Items from a figure collection:
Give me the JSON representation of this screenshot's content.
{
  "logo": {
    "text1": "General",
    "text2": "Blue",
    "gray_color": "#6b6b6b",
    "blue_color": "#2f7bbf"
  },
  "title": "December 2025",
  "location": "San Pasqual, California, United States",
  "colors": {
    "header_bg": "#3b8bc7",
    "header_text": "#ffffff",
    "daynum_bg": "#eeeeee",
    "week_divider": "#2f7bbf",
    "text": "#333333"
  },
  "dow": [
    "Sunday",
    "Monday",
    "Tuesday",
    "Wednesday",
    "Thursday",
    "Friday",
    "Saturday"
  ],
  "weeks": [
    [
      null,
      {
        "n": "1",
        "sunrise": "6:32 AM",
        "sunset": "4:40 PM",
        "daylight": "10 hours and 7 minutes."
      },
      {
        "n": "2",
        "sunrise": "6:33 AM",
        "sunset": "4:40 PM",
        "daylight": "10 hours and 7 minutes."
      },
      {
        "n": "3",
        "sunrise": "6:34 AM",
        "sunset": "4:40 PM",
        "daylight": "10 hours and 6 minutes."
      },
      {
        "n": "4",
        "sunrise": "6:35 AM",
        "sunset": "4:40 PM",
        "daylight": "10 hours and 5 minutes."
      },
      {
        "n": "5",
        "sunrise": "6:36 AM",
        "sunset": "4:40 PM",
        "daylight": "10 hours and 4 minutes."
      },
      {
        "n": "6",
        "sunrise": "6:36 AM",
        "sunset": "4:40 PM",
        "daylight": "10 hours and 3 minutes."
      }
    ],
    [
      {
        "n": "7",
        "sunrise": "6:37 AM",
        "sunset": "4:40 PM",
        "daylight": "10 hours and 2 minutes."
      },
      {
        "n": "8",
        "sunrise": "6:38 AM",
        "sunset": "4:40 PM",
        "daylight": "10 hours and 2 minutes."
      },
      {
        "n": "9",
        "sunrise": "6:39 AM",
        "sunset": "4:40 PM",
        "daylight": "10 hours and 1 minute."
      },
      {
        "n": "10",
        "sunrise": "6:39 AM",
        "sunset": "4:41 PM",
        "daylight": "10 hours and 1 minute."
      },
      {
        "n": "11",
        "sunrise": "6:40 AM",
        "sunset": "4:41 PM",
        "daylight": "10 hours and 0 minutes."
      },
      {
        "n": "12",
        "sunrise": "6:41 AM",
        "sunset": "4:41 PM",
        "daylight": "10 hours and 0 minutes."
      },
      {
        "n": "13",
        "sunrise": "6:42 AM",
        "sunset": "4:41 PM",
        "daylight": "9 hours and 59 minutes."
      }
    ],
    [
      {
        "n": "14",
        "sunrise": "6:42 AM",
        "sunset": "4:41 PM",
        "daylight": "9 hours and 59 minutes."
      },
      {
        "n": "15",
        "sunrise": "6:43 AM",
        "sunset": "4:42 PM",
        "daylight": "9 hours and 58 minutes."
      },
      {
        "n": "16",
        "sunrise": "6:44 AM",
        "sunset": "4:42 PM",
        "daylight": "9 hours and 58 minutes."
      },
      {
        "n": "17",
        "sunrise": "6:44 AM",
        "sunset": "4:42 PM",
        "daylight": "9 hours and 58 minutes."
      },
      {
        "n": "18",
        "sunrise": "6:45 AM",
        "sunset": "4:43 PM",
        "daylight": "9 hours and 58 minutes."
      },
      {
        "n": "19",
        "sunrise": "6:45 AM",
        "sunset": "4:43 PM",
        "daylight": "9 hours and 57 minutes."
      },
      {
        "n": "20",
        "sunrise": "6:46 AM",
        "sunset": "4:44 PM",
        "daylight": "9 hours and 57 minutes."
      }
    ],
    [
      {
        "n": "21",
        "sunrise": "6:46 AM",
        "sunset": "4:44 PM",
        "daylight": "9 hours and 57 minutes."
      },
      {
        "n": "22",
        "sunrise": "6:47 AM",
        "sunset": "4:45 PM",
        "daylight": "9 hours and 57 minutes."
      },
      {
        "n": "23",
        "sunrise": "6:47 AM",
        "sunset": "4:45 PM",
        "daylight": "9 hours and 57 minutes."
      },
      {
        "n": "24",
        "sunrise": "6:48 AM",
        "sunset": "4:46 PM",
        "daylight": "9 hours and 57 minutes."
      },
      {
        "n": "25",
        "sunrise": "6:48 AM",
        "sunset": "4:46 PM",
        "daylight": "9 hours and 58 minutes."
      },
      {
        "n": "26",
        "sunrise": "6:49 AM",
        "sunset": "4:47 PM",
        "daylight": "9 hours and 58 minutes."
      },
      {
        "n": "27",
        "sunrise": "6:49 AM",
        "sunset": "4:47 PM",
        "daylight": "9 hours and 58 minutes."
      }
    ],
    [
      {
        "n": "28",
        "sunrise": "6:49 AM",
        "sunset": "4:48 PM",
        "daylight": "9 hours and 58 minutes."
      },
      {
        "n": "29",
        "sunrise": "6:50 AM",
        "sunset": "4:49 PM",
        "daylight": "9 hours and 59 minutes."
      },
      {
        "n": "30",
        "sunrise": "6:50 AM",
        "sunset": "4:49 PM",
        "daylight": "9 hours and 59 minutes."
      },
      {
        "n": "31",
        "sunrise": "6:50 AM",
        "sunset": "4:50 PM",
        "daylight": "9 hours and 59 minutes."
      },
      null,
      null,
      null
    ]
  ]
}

Exercise instructions: Pull out each record as written and restate it exactly.

Complete response:
Give me the JSON representation of this screenshot's content.
{
  "logo": {
    "text1": "General",
    "text2": "Blue",
    "gray_color": "#6b6b6b",
    "blue_color": "#2f7bbf"
  },
  "title": "December 2025",
  "location": "San Pasqual, California, United States",
  "colors": {
    "header_bg": "#3b8bc7",
    "header_text": "#ffffff",
    "daynum_bg": "#eeeeee",
    "week_divider": "#2f7bbf",
    "text": "#333333"
  },
  "dow": [
    "Sunday",
    "Monday",
    "Tuesday",
    "Wednesday",
    "Thursday",
    "Friday",
    "Saturday"
  ],
  "weeks": [
    [
      null,
      {
        "n": "1",
        "sunrise": "6:32 AM",
        "sunset": "4:40 PM",
        "daylight": "10 hours and 7 minutes."
      },
      {
        "n": "2",
        "sunrise": "6:33 AM",
        "sunset": "4:40 PM",
        "daylight": "10 hours and 7 minutes."
      },
      {
        "n": "3",
        "sunrise": "6:34 AM",
        "sunset": "4:40 PM",
        "daylight": "10 hours and 6 minutes."
      },
      {
        "n": "4",
        "sunrise": "6:35 AM",
        "sunset": "4:40 PM",
        "daylight": "10 hours and 5 minutes."
      },
      {
        "n": "5",
        "sunrise": "6:36 AM",
        "sunset": "4:40 PM",
        "daylight": "10 hours and 4 minutes."
      },
      {
        "n": "6",
        "sunrise": "6:36 AM",
        "sunset": "4:40 PM",
        "daylight": "10 hours and 3 minutes."
      }
    ],
    [
      {
        "n": "7",
        "sunrise": "6:37 AM",
        "sunset": "4:40 PM",
        "daylight": "10 hours and 2 minutes."
      },
      {
        "n": "8",
        "sunrise": "6:38 AM",
        "sunset": "4:40 PM",
        "daylight": "10 hours and 2 minutes."
      },
      {
        "n": "9",
        "sunrise": "6:39 AM",
        "sunset": "4:40 PM",
        "daylight": "10 hours and 1 minute."
      },
      {
        "n": "10",
        "sunrise": "6:39 AM",
        "sunset": "4:41 PM",
        "daylight": "10 hours and 1 minute."
      },
      {
        "n": "11",
        "sunrise": "6:40 AM",
        "sunset": "4:41 PM",
        "daylight": "10 hours and 0 minutes."
      },
      {
        "n": "12",
        "sunrise": "6:41 AM",
        "sunset": "4:41 PM",
        "daylight": "10 hours and 0 minutes."
      },
      {
        "n": "13",
        "sunrise": "6:42 AM",
        "sunset": "4:41 PM",
        "daylight": "9 hours and 59 minutes."
      }
    ],
    [
      {
        "n": "14",
        "sunrise": "6:42 AM",
        "sunset": "4:41 PM",
        "daylight": "9 hours and 59 minutes."
      },
      {
        "n": "15",
        "sunrise": "6:43 AM",
        "sunset": "4:42 PM",
        "daylight": "9 hours and 58 minutes."
      },
      {
        "n": "16",
        "sunrise": "6:44 AM",
        "sunset": "4:42 PM",
        "daylight": "9 hours and 58 minutes."
      },
      {
        "n": "17",
        "sunrise": "6:44 AM",
        "sunset": "4:42 PM",
        "daylight": "9 hours and 58 minutes."
      },
      {
        "n": "18",
        "sunrise": "6:45 AM",
        "sunset": "4:43 PM",
        "daylight": "9 hours and 58 minutes."
      },
      {
        "n": "19",
        "sunrise": "6:45 AM",
        "sunset": "4:43 PM",
        "daylight": "9 hours and 57 minutes."
      },
      {
        "n": "20",
        "sunrise": "6:46 AM",
        "sunset": "4:44 PM",
        "daylight": "9 hours and 57 minutes."
      }
    ],
    [
      {
        "n": "21",
        "sunrise": "6:46 AM",
        "sunset": "4:44 PM",
        "daylight": "9 hours and 57 minutes."
      },
      {
        "n": "22",
        "sunrise": "6:47 AM",
        "sunset": "4:45 PM",
        "daylight": "9 hours and 57 minutes."
      },
      {
        "n": "23",
        "sunrise": "6:47 AM",
        "sunset": "4:45 PM",
        "daylight": "9 hours and 57 minutes."
      },
      {
        "n": "24",
        "sunrise": "6:48 AM",
        "sunset": "4:46 PM",
        "daylight": "9 hours and 57 minutes."
      },
      {
        "n": "25",
        "sunrise": "6:48 AM",
        "sunset": "4:46 PM",
        "daylight": "9 hours and 58 minutes."
      },
      {
        "n": "26",
        "sunrise": "6:49 AM",
        "sunset": "4:47 PM",
        "daylight": "9 hours and 58 minutes."
      },
      {
        "n": "27",
        "sunrise": "6:49 AM",
        "sunset": "4:47 PM",
        "daylight": "9 hours and 58 minutes."
      }
    ],
    [
      {
        "n": "28",
        "sunrise": "6:49 AM",
        "sunset": "4:48 PM",
        "daylight": "9 hours and 58 minutes."
      },
      {
        "n": "29",
        "sunrise": "6:50 AM",
        "sunset": "4:49 PM",
        "daylight": "9 hours and 59 minutes."
      },
      {
        "n": "30",
        "sunrise": "6:50 AM",
        "sunset": "4:49 PM",
        "daylight": "9 hours and 59 minutes."
      },
      {
        "n": "31",
        "sunrise": "6:50 AM",
        "sunset": "4:50 PM",
        "daylight": "9 hours and 59 minutes."
      },
      null,
      null,
      null
    ]
  ]
}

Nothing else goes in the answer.